O grande homenageado do Prêmio Nobel de Economia de 2025 não está entre os vivos. Chama-se Joseph Schumpeter e há quase 90 anos, em seu livro “Capitalismo, Socialismo e Democracia” (1942), formulou a genial ideia que o mundo inteiro agora aplaude e reconhece: a força do capitalismo reside na sua capacidade de autodestruição criativa, isto é, de se reinventar. E a História comprova que este capitalismo, embora conserve o mesmo nome ao longo dos séculos, vem periodicamente sofrendo tais metamorfoses que às vezes a gente mal o reconhece. Schumpeter já havia antecipado o conceito em 1911, em “A Teoria do Desenvolvimento Econômico”, ao descrever o capitalismo como um sistema que vive de romper o próprio equilíbrio — uma intuição juvenil que a História levou um século para confirmar.

Itens listados em um conjunto de dados
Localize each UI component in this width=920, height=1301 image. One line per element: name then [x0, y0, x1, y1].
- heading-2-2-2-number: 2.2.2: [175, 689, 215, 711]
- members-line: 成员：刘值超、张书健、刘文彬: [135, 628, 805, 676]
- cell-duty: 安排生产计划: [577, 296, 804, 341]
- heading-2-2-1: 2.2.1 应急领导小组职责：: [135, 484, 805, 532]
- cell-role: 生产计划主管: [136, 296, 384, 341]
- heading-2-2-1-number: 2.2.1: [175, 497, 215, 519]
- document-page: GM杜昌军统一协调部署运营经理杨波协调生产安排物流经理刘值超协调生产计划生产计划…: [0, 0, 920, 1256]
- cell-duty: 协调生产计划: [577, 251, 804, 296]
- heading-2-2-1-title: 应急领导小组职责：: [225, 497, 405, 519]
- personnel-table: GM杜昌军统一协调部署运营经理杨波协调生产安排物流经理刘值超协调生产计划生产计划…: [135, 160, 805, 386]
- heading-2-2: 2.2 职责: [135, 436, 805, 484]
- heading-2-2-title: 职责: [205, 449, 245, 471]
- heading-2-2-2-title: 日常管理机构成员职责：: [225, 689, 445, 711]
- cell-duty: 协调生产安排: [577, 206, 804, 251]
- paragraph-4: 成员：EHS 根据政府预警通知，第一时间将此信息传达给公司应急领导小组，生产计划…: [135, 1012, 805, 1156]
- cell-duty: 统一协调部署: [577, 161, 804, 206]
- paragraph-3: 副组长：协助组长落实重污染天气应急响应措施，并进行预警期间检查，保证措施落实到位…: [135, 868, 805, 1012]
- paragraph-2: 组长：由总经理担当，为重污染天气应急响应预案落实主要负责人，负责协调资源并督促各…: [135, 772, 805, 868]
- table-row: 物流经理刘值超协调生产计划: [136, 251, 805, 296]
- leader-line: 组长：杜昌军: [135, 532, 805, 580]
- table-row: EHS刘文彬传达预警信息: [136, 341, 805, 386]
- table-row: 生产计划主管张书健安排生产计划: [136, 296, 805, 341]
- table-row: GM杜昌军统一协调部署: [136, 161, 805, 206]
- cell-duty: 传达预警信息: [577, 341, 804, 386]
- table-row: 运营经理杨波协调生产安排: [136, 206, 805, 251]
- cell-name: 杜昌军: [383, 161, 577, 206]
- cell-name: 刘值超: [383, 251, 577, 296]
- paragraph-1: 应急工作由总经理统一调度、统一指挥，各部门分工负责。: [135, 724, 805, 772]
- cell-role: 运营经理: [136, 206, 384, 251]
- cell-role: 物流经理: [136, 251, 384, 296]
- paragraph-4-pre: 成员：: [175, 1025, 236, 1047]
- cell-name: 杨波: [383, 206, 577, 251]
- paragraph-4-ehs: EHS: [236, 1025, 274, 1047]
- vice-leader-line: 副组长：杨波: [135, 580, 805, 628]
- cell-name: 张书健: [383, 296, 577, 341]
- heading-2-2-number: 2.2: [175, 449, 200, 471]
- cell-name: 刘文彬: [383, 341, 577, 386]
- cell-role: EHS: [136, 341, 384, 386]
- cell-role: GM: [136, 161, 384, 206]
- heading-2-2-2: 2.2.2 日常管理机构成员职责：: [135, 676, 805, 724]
* * *
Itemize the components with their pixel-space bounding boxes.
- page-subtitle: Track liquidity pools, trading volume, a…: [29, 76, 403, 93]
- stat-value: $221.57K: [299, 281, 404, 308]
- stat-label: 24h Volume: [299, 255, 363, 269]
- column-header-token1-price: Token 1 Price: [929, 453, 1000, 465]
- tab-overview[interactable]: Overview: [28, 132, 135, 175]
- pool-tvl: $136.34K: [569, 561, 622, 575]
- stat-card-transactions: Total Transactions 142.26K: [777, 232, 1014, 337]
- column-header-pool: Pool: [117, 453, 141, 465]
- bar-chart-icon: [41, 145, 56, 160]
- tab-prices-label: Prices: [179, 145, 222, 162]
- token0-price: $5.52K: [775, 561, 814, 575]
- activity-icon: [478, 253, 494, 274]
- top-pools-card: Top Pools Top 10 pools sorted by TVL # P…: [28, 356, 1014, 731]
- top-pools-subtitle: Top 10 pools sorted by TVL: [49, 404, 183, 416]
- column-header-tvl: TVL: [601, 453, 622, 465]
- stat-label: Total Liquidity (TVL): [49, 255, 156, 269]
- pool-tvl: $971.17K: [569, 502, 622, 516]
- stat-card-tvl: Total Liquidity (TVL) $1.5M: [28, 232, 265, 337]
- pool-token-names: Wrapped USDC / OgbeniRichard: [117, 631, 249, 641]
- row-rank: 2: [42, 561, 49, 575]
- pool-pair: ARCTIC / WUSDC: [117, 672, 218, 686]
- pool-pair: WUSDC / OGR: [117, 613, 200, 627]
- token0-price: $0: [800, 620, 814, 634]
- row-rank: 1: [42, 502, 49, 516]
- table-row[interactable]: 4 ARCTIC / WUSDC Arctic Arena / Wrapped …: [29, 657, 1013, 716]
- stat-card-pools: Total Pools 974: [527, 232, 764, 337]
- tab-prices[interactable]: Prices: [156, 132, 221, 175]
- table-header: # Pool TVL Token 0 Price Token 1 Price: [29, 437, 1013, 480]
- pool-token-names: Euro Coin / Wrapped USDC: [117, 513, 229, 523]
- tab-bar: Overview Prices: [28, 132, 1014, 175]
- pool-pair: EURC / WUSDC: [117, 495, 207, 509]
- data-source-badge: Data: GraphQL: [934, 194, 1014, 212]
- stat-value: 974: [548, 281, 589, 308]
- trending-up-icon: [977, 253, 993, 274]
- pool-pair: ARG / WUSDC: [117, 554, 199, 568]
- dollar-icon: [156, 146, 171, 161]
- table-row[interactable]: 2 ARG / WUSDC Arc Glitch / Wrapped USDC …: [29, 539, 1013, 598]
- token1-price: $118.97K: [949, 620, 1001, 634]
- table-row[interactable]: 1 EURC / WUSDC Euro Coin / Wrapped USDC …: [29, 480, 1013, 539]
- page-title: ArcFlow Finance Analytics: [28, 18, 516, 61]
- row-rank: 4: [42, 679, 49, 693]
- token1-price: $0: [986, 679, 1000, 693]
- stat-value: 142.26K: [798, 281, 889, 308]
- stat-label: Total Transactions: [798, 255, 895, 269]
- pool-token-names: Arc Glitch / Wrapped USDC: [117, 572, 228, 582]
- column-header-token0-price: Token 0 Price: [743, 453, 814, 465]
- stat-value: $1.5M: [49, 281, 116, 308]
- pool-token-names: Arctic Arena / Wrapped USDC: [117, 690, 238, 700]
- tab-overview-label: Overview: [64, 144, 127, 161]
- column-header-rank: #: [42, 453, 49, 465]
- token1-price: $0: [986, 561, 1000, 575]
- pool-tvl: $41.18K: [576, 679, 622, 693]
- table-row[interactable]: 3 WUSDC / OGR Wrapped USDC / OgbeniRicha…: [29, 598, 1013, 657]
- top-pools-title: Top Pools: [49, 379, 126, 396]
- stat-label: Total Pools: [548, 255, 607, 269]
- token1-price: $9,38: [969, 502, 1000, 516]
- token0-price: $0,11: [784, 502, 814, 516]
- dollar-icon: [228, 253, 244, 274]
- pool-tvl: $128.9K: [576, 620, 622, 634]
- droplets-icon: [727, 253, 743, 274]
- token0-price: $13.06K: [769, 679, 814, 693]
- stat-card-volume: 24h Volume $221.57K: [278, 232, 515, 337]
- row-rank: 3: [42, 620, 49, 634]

Tarefa proposta:
Copie, por favor, o trecho sobre Schumpeter e o Prêmio Nobel de Economia por inteiro, sem alterar nenhuma palavra.

Resposta completa:
O grande homenageado do Prêmio Nobel de Economia de 2025 não está entre os vivos. Chama-se Joseph Schumpeter e há quase 90 anos, em seu livro “Capitalismo, Socialismo e Democracia” (1942), formulou a genial ideia que o mundo inteiro agora aplaude e reconhece: a força do capitalismo reside na sua capacidade de autodestruição criativa, isto é, de se reinventar. E a História comprova que este capitalismo, embora conserve o mesmo nome ao longo dos séculos, vem periodicamente sofrendo tais metamorfoses que às vezes a gente mal o reconhece. Schumpeter já havia antecipado o conceito em 1911, em “A Teoria do Desenvolvimento Econômico”, ao descrever o capitalismo como um sistema que vive de romper o próprio equilíbrio — uma intuição juvenil que a História levou um século para confirmar.